Task instructions.
Write out the entries below once more, exactly, with the pictures left out.

——

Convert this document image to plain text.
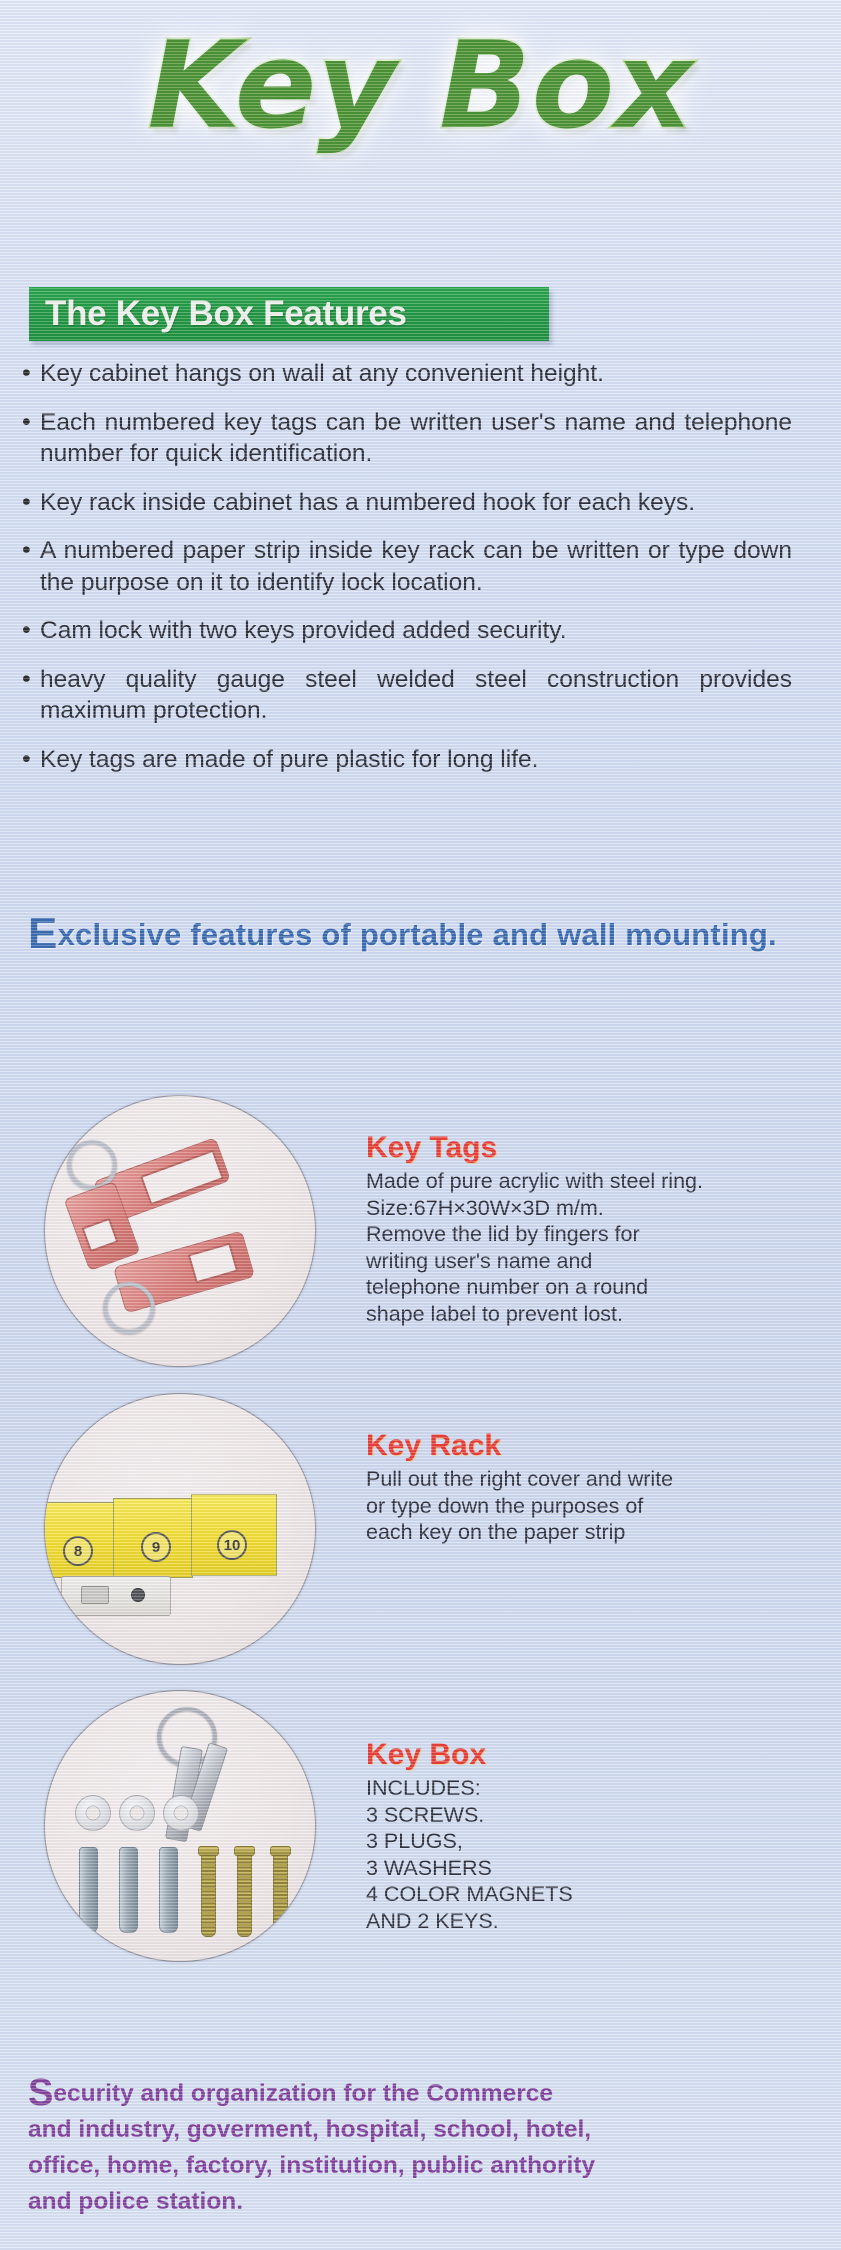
Key Box
The Key Box Features
• Key cabinet hangs on wall at any convenient height.
• Each numbered key tags can be written user's name and telephone number for quick identification.
• Key rack inside cabinet has a numbered hook for each keys.
• A numbered paper strip inside key rack can be written or type down the purpose on it to identify lock location.
• Cam lock with two keys provided added security.
• heavy quality gauge steel welded steel construction provides maximum protection.
• Key tags are made of pure plastic for long life.
Exclusive features of portable and wall mounting.
Key Tags
Made of pure acrylic with steel ring.
Size:67H×30W×3D m/m.
Remove the lid by fingers for
writing user's name and
telephone number on a round
shape label to prevent lost.
8	9	10
Key Rack
Pull out the right cover and write
or type down the purposes of
each key on the paper strip
Key Box
INCLUDES:
3 SCREWS.
3 PLUGS,
3 WASHERS
4 COLOR MAGNETS
AND 2 KEYS.
Security and organization for the Commerce
and industry, goverment, hospital, school, hotel,
office, home, factory, institution, public anthority
and police station.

——

Exercise output.
Convert this document image to plain text.
Key Box
The Key Box Features
• Key cabinet hangs on wall at any convenient height.
• Each numbered key tags can be written user's name and telephone number for quick identification.
• Key rack inside cabinet has a numbered hook for each keys.
• A numbered paper strip inside key rack can be written or type down the purpose on it to identify lock location.
• Cam lock with two keys provided added security.
• heavy quality gauge steel welded steel construction provides maximum protection.
• Key tags are made of pure plastic for long life.
Exclusive features of portable and wall mounting.
Key Tags
Made of pure acrylic with steel ring.
Size:67H×30W×3D m/m.
Remove the lid by fingers for
writing user's name and
telephone number on a round
shape label to prevent lost.
8	9	10
Key Rack
Pull out the right cover and write
or type down the purposes of
each key on the paper strip
Key Box
INCLUDES:
3 SCREWS.
3 PLUGS,
3 WASHERS
4 COLOR MAGNETS
AND 2 KEYS.
Security and organization for the Commerce
and industry, goverment, hospital, school, hotel,
office, home, factory, institution, public anthority
and police station.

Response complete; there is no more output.